::: RECORD EXCERPTS

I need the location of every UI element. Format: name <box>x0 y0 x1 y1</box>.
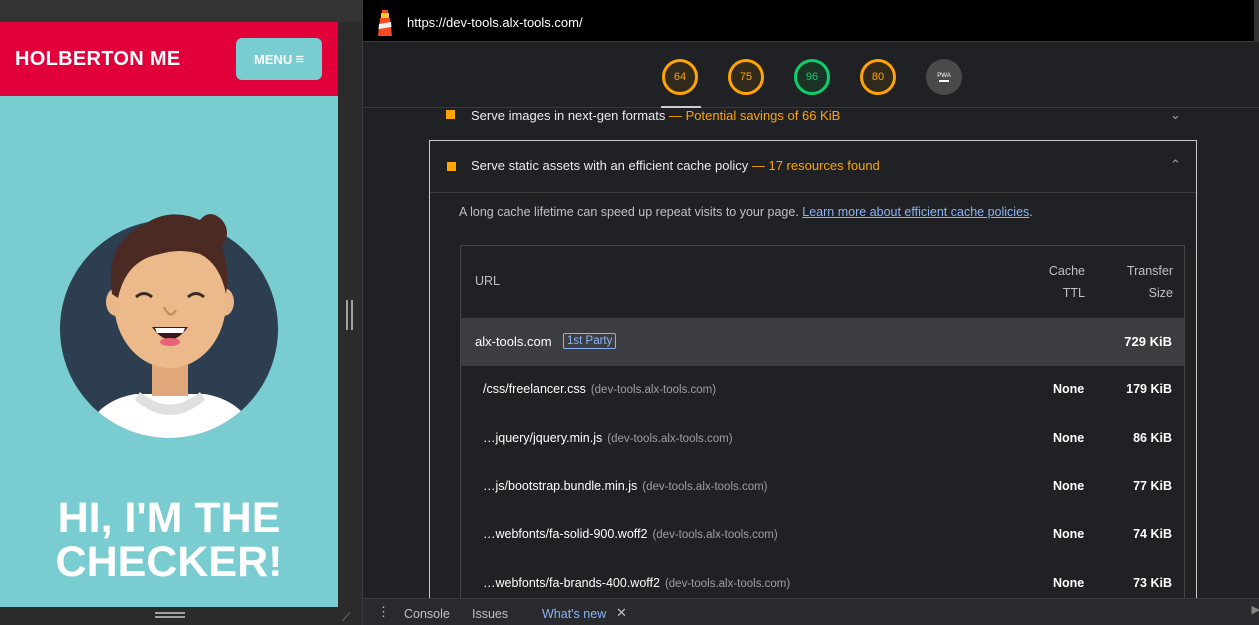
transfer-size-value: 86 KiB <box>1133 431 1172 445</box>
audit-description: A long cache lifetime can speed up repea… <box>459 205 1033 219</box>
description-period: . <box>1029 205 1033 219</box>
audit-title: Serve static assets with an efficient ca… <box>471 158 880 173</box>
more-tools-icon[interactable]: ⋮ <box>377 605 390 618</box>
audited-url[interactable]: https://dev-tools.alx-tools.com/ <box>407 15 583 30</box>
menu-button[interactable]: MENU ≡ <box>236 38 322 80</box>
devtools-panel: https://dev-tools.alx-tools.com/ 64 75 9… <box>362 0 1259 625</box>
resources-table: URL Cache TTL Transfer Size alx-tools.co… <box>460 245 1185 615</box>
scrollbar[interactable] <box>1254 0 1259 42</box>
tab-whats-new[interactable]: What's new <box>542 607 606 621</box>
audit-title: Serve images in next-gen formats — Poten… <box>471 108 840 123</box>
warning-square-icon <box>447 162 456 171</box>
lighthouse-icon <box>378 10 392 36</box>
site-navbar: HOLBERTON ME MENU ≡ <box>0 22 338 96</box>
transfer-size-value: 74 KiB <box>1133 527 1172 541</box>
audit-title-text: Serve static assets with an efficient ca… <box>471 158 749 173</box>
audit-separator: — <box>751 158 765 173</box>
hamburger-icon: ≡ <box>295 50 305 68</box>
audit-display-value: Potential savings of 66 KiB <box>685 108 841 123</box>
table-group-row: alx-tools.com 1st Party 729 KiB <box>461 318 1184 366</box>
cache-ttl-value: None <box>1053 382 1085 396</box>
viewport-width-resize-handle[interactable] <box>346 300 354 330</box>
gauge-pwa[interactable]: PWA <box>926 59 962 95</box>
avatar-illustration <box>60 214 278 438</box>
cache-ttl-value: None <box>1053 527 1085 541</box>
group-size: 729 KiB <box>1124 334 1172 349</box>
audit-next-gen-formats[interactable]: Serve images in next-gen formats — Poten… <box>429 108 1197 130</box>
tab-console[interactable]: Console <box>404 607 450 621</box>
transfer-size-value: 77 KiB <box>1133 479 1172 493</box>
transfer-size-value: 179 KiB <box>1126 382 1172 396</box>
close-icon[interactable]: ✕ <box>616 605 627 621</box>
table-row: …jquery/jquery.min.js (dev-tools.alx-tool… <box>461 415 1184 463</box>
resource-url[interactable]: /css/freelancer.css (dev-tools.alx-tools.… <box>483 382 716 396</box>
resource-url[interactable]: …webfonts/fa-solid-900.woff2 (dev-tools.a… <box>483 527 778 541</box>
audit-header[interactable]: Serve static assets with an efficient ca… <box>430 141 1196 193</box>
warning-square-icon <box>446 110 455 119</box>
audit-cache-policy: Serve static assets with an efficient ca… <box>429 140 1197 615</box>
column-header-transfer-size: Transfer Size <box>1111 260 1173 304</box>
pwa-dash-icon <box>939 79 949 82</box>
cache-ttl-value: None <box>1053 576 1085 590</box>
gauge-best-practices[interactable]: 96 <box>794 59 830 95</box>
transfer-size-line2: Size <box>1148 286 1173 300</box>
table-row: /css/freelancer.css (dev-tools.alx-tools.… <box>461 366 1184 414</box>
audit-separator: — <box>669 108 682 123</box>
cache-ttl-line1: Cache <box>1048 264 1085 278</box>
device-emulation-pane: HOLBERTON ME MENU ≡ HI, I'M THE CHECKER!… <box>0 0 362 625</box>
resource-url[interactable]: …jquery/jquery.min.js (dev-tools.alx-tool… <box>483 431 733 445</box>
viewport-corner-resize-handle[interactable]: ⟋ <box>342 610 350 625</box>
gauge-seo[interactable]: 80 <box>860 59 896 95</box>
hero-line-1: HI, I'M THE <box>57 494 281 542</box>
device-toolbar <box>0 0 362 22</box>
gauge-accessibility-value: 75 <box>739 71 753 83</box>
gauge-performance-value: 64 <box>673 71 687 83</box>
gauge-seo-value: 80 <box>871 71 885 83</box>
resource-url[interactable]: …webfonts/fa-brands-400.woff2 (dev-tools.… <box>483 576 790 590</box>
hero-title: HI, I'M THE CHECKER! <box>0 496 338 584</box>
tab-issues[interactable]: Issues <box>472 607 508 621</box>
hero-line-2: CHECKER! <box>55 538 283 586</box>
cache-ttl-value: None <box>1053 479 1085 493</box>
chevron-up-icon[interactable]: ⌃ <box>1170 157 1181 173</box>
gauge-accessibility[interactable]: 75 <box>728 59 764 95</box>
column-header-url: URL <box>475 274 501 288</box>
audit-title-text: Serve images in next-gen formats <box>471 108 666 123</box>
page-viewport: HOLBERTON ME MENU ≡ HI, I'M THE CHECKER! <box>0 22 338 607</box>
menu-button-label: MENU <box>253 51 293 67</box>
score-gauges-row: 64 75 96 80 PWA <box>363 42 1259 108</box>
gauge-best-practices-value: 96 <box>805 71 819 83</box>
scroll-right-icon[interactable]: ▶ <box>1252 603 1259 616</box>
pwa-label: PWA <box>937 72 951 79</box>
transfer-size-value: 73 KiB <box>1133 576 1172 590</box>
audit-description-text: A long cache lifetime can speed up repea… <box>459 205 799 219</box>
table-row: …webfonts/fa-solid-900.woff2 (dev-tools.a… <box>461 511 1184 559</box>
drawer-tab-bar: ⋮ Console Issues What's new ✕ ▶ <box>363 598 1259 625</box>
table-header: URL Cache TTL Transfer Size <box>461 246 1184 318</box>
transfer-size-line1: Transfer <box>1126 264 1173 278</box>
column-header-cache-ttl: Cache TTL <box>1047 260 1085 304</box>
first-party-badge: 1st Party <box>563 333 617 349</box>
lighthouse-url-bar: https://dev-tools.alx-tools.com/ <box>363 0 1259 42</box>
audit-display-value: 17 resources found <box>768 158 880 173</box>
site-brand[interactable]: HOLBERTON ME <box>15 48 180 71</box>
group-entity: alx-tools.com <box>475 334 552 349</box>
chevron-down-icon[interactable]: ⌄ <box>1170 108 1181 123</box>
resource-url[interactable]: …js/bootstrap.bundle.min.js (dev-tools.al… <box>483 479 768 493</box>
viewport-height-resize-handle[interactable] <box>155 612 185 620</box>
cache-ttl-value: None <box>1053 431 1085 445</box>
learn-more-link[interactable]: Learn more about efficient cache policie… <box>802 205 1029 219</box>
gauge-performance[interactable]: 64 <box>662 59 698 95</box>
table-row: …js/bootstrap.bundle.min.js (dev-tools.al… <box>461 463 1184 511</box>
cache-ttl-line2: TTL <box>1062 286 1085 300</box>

::::::

List every row above that contains the string "speed", matching upper and lower case.

__SOLUTION FOR THIS PROBLEM__:
audit-description: A long cache lifetime can speed up repea… <box>459 205 1033 219</box>
audit-description-text: A long cache lifetime can speed up repea… <box>459 205 799 219</box>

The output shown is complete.